WORK TO DO =
Look through the records below, and copy out every line that holds the string "distance".

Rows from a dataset
==================================================
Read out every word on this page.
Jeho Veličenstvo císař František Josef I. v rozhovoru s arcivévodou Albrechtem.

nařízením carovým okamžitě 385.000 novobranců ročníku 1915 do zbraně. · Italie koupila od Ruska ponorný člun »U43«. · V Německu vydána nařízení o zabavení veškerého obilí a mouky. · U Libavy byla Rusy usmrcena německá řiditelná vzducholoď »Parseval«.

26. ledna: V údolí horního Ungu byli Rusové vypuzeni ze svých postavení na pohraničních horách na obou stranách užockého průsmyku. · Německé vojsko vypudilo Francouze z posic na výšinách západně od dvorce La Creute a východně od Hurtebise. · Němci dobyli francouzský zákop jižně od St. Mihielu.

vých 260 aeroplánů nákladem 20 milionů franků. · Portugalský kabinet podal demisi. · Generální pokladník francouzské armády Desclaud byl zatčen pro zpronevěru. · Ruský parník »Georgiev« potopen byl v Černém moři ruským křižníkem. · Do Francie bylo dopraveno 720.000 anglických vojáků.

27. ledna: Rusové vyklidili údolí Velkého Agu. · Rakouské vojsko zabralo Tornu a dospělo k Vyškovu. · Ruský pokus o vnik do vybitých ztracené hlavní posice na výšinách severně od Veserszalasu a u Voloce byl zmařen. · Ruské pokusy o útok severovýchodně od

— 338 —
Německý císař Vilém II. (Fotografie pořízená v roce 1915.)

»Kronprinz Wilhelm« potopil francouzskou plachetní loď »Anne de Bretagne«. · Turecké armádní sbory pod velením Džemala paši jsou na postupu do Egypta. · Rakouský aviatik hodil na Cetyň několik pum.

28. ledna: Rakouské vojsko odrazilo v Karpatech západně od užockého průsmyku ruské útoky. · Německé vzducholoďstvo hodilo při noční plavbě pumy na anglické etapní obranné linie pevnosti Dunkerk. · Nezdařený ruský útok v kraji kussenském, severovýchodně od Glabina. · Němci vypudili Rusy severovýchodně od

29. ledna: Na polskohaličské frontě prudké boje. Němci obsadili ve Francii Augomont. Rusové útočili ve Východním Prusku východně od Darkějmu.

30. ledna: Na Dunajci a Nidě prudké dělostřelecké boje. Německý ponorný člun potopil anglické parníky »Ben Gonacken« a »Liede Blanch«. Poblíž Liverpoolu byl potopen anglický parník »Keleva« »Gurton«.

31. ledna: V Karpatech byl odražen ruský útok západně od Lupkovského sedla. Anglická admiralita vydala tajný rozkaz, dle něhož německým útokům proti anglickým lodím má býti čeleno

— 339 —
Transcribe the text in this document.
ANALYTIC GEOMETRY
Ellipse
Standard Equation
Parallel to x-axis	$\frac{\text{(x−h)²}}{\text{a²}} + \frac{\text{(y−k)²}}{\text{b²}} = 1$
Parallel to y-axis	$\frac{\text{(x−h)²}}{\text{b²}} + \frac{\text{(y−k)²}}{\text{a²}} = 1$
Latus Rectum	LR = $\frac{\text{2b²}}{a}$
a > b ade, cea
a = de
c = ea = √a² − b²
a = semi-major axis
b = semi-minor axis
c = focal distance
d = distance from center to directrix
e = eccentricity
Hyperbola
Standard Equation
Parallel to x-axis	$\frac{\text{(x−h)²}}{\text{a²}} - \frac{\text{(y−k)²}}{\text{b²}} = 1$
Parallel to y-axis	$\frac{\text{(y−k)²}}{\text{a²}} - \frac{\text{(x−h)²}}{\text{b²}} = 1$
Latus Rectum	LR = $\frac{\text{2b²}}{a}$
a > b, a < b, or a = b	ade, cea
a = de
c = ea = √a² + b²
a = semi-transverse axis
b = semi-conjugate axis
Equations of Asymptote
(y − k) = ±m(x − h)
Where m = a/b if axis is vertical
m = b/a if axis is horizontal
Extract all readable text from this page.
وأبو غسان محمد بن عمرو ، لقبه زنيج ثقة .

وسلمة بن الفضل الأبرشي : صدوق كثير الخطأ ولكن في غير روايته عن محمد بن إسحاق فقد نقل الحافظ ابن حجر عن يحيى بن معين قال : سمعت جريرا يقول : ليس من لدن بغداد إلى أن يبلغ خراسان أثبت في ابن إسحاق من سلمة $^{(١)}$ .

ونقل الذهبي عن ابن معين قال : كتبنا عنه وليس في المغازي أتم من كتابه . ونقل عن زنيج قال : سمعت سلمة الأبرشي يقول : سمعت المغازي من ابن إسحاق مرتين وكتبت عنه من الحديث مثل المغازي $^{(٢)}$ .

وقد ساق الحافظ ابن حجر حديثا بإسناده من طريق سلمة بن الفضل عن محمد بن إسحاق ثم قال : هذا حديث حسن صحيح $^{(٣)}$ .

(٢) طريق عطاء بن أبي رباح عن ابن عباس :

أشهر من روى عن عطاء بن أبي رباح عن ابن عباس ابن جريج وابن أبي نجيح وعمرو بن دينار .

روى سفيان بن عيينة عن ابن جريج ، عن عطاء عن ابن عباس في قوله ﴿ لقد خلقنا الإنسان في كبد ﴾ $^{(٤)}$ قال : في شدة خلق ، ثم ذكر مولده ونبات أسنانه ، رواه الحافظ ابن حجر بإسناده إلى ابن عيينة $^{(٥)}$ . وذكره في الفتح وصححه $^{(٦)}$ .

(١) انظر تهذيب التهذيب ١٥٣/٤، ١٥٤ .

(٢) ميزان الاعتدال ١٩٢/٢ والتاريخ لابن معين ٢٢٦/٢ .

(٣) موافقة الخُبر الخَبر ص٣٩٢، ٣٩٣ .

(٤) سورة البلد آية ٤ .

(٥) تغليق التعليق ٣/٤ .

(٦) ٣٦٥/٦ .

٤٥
==================================================
TASK ANSWER =
c = focal distance
d = distance from center to directrix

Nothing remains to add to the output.